EXERCISE: Will you quote all of the entries, word for word?

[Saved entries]
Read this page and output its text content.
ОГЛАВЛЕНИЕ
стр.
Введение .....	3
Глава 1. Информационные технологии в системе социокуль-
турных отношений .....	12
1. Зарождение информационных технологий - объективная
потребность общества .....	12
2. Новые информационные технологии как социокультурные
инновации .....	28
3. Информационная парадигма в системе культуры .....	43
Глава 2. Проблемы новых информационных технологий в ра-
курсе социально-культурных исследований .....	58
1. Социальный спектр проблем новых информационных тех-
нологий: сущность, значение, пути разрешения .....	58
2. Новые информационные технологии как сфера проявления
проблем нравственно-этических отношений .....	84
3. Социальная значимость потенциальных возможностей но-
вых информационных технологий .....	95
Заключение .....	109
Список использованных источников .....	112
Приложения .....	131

RESULT OF THIS TASK:
Read this page and output its text content.
ОГЛАВЛЕНИЕ
стр.
Введение .....	3
Глава 1. Информационные технологии в системе социокуль-
турных отношений .....	12
1. Зарождение информационных технологий - объективная
потребность общества .....	12
2. Новые информационные технологии как социокультурные
инновации .....	28
3. Информационная парадигма в системе культуры .....	43
Глава 2. Проблемы новых информационных технологий в ра-
курсе социально-культурных исследований .....	58
1. Социальный спектр проблем новых информационных тех-
нологий: сущность, значение, пути разрешения .....	58
2. Новые информационные технологии как сфера проявления
проблем нравственно-этических отношений .....	84
3. Социальная значимость потенциальных возможностей но-
вых информационных технологий .....	95
Заключение .....	109
Список использованных источников .....	112
Приложения .....	131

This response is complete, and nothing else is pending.